=== THE REQUEST ===
Extract each line bearing the word "propre".

=== RECORDS FOR THIS EXERCISE ===

§

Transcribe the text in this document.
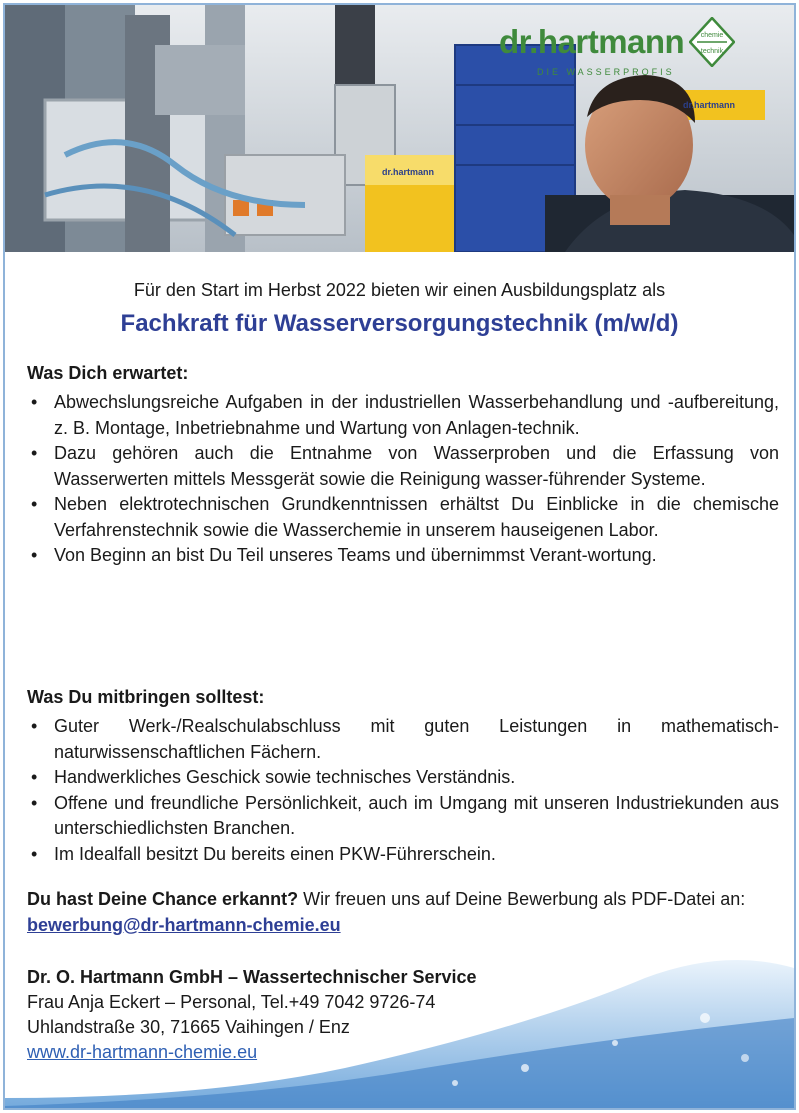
dr.hartmann
dr.hartmann
dr.hartmann
DIE WASSERPROFIS
chemie
technik
Für den Start im Herbst 2022 bieten wir einen Ausbildungsplatz als
Fachkraft für Wasserversorgungstechnik (m/w/d)
Was Dich erwartet:
• Abwechslungsreiche Aufgaben in der industriellen Wasserbehandlung und -aufbereitung, z. B. Montage, Inbetriebnahme und Wartung von Anlagen-technik.
• Dazu gehören auch die Entnahme von Wasserproben und die Erfassung von Wasserwerten mittels Messgerät sowie die Reinigung wasser-führender Systeme.
• Neben elektrotechnischen Grundkenntnissen erhältst Du Einblicke in die chemische Verfahrenstechnik sowie die Wasserchemie in unserem hauseigenen Labor.
• Von Beginn an bist Du Teil unseres Teams und übernimmst Verant-wortung.
Was Du mitbringen solltest:
• Guter Werk-/Realschulabschluss mit guten Leistungen in mathematisch-naturwissenschaftlichen Fächern.
• Handwerkliches Geschick sowie technisches Verständnis.
• Offene und freundliche Persönlichkeit, auch im Umgang mit unseren Industriekunden aus unterschiedlichsten Branchen.
• Im Idealfall besitzt Du bereits einen PKW-Führerschein.
Du hast Deine Chance erkannt? Wir freuen uns auf Deine Bewerbung als PDF-Datei an: bewerbung@dr-hartmann-chemie.eu
Dr. O. Hartmann GmbH – Wassertechnischer Service
Frau Anja Eckert – Personal, Tel.+49 7042 9726-74
Uhlandstraße 30, 71665 Vaihingen / Enz
www.dr-hartmann-chemie.eu
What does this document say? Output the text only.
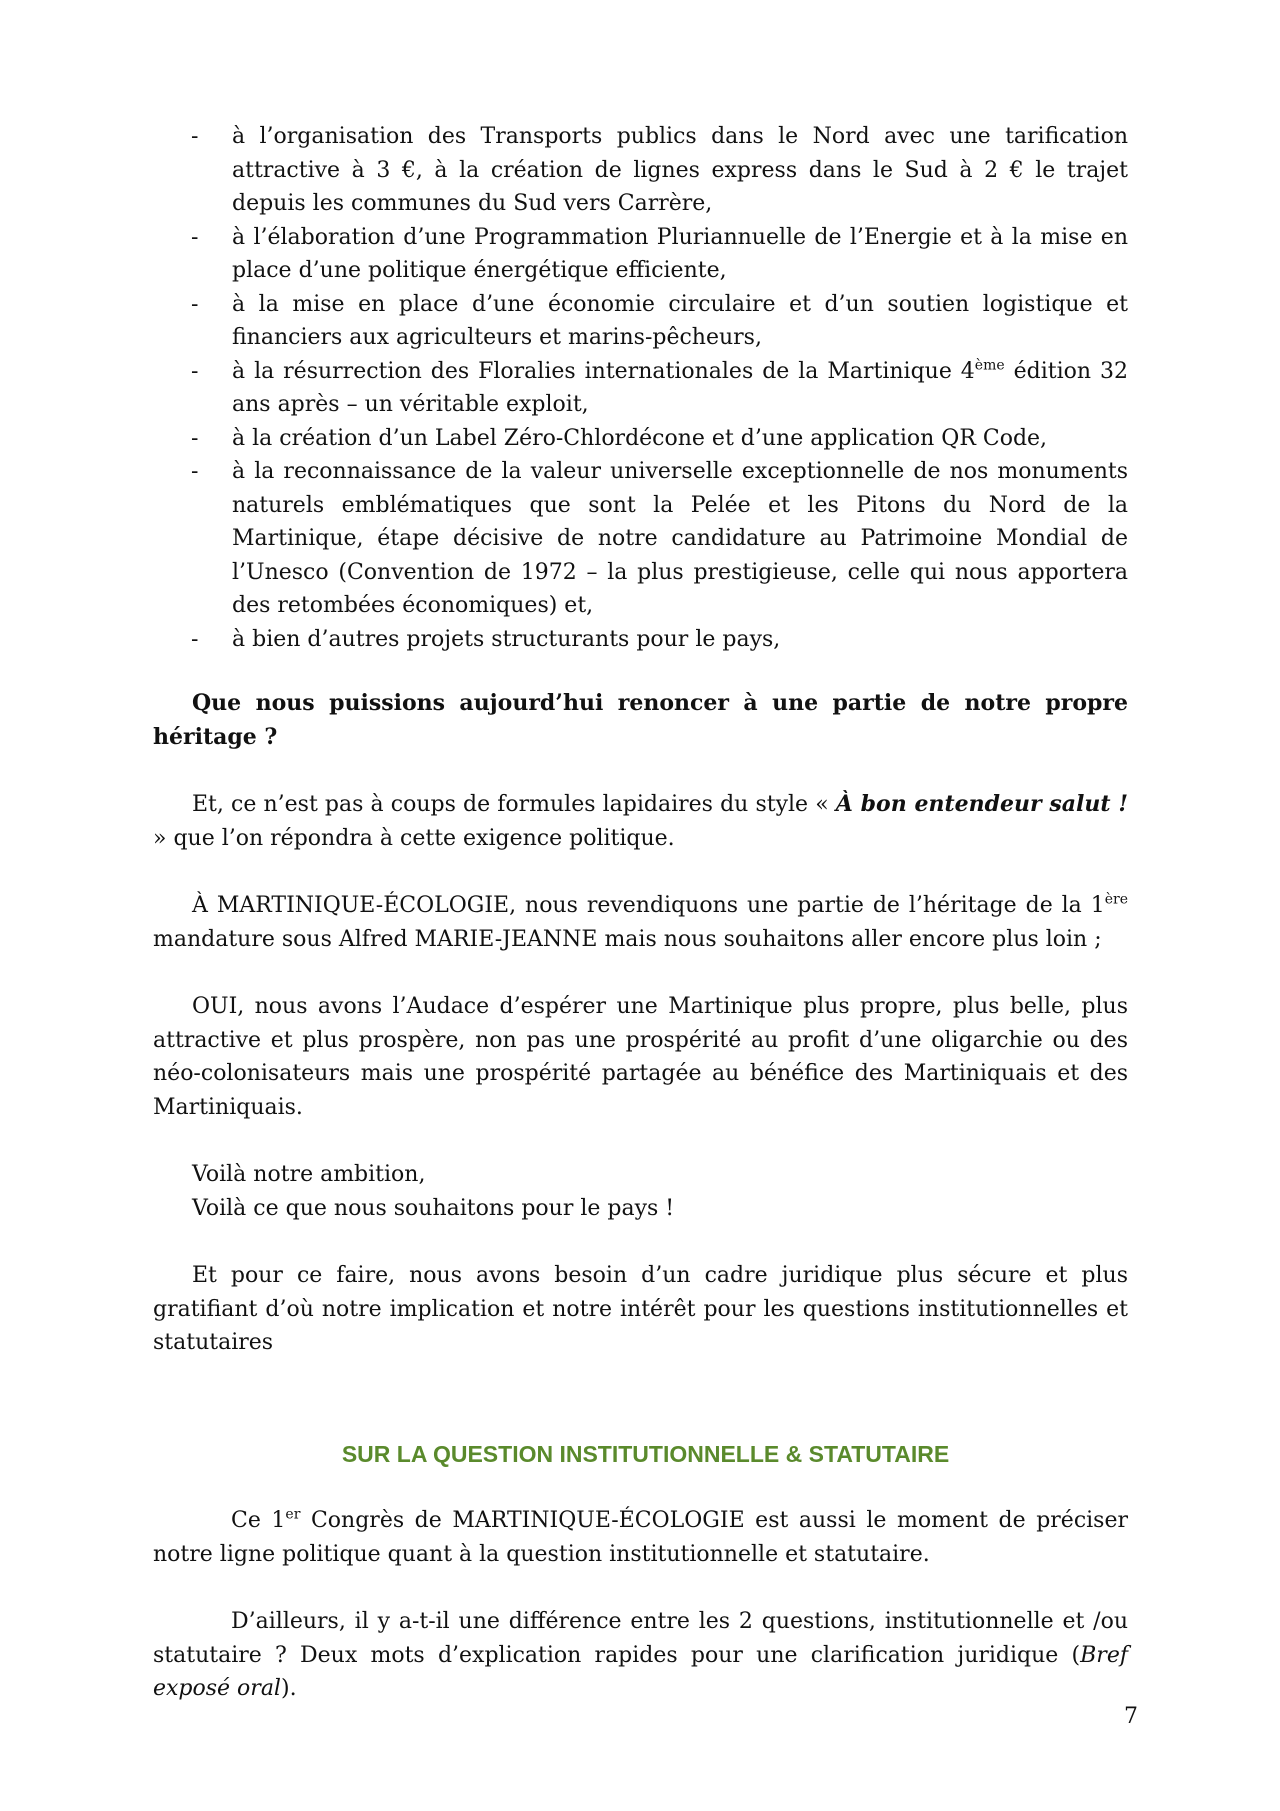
- à l’organisation des Transports publics dans le Nord avec une tarification attractive à 3 €, à la création de lignes express dans le Sud à 2 € le trajet depuis les communes du Sud vers Carrère,
- à l’élaboration d’une Programmation Pluriannuelle de l’Energie et à la mise en place d’une politique énergétique efficiente,
- à la mise en place d’une économie circulaire et d’un soutien logistique et financiers aux agriculteurs et marins-pêcheurs,
- à la résurrection des Floralies internationales de la Martinique 4ème édition 32 ans après – un véritable exploit,
- à la création d’un Label Zéro-Chlordécone et d’une application QR Code,
- à la reconnaissance de la valeur universelle exceptionnelle de nos monuments naturels emblématiques que sont la Pelée et les Pitons du Nord de la Martinique, étape décisive de notre candidature au Patrimoine Mondial de l’Unesco (Convention de 1972 – la plus prestigieuse, celle qui nous apportera des retombées économiques) et,
- à bien d’autres projets structurants pour le pays,

Que nous puissions aujourd’hui renoncer à une partie de notre propre héritage ?

Et, ce n’est pas à coups de formules lapidaires du style « À bon entendeur salut ! » que l’on répondra à cette exigence politique.

À MARTINIQUE-ÉCOLOGIE, nous revendiquons une partie de l’héritage de la 1ère mandature sous Alfred MARIE-JEANNE mais nous souhaitons aller encore plus loin ;

OUI, nous avons l’Audace d’espérer une Martinique plus propre, plus belle, plus attractive et plus prospère, non pas une prospérité au profit d’une oligarchie ou des néo-colonisateurs mais une prospérité partagée au bénéfice des Martiniquais et des Martiniquais.

Voilà notre ambition,

Voilà ce que nous souhaitons pour le pays !

Et pour ce faire, nous avons besoin d’un cadre juridique plus sécure et plus gratifiant d’où notre implication et notre intérêt pour les questions institutionnelles et statutaires

SUR LA QUESTION INSTITUTIONNELLE & STATUTAIRE

Ce 1er Congrès de MARTINIQUE-ÉCOLOGIE est aussi le moment de préciser notre ligne politique quant à la question institutionnelle et statutaire.

D’ailleurs, il y a-t-il une différence entre les 2 questions, institutionnelle et /ou statutaire ? Deux mots d’explication rapides pour une clarification juridique (Bref exposé oral).

7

§

=== REPLY TO THE EXERCISE ===
Que nous puissions aujourd’hui renoncer à une partie de notre propre héritage ?
OUI, nous avons l’Audace d’espérer une Martinique plus propre, plus belle, plus attractive et plus prospère, non pas une prospérité au profit d’une oligarchie ou des néo-colonisateurs mais une prospérité partagée au bénéfice des Martiniquais et des Martiniquais.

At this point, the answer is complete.